>> START

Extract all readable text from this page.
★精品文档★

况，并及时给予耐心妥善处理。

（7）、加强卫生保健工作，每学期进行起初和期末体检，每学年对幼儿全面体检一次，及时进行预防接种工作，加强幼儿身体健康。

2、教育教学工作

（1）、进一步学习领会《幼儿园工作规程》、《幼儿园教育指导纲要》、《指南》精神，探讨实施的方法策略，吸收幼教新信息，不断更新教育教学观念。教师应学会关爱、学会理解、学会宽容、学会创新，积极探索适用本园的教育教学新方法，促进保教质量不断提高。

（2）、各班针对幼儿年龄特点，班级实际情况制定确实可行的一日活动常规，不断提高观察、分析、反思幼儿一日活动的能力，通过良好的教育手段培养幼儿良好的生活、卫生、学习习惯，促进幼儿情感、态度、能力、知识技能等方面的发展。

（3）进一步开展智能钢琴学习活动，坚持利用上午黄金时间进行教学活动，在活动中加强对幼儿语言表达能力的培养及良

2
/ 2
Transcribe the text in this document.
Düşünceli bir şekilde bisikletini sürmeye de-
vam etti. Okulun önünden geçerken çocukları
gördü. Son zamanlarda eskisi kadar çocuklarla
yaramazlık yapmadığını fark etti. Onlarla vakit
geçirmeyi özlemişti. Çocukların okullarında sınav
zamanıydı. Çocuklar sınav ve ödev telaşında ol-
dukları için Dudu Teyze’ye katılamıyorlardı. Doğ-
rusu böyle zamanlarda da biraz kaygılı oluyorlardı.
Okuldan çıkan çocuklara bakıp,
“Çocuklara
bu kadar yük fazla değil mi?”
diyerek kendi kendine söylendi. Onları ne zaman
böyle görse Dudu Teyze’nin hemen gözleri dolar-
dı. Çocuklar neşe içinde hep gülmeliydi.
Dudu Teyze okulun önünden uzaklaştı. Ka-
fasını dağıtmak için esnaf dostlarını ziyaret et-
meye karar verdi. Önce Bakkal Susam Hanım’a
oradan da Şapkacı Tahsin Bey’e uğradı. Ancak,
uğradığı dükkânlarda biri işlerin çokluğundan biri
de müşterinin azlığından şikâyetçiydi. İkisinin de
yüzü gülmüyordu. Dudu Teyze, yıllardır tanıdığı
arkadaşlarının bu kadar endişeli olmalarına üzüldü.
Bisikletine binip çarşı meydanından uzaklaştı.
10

>> END

Written request - Reproduce the complete set of lines precisely as supplied.

Output below -
Extract all readable text from this page.
★精品文档★

况，并及时给予耐心妥善处理。

（7）、加强卫生保健工作，每学期进行起初和期末体检，每学年对幼儿全面体检一次，及时进行预防接种工作，加强幼儿身体健康。

2、教育教学工作

（1）、进一步学习领会《幼儿园工作规程》、《幼儿园教育指导纲要》、《指南》精神，探讨实施的方法策略，吸收幼教新信息，不断更新教育教学观念。教师应学会关爱、学会理解、学会宽容、学会创新，积极探索适用本园的教育教学新方法，促进保教质量不断提高。

（2）、各班针对幼儿年龄特点，班级实际情况制定确实可行的一日活动常规，不断提高观察、分析、反思幼儿一日活动的能力，通过良好的教育手段培养幼儿良好的生活、卫生、学习习惯，促进幼儿情感、态度、能力、知识技能等方面的发展。

（3）进一步开展智能钢琴学习活动，坚持利用上午黄金时间进行教学活动，在活动中加强对幼儿语言表达能力的培养及良

2
/ 2
Transcribe the text in this document.
Düşünceli bir şekilde bisikletini sürmeye de-
vam etti. Okulun önünden geçerken çocukları
gördü. Son zamanlarda eskisi kadar çocuklarla
yaramazlık yapmadığını fark etti. Onlarla vakit
geçirmeyi özlemişti. Çocukların okullarında sınav
zamanıydı. Çocuklar sınav ve ödev telaşında ol-
dukları için Dudu Teyze’ye katılamıyorlardı. Doğ-
rusu böyle zamanlarda da biraz kaygılı oluyorlardı.
Okuldan çıkan çocuklara bakıp,
“Çocuklara
bu kadar yük fazla değil mi?”
diyerek kendi kendine söylendi. Onları ne zaman
böyle görse Dudu Teyze’nin hemen gözleri dolar-
dı. Çocuklar neşe içinde hep gülmeliydi.
Dudu Teyze okulun önünden uzaklaştı. Ka-
fasını dağıtmak için esnaf dostlarını ziyaret et-
meye karar verdi. Önce Bakkal Susam Hanım’a
oradan da Şapkacı Tahsin Bey’e uğradı. Ancak,
uğradığı dükkânlarda biri işlerin çokluğundan biri
de müşterinin azlığından şikâyetçiydi. İkisinin de
yüzü gülmüyordu. Dudu Teyze, yıllardır tanıdığı
arkadaşlarının bu kadar endişeli olmalarına üzüldü.
Bisikletine binip çarşı meydanından uzaklaştı.
10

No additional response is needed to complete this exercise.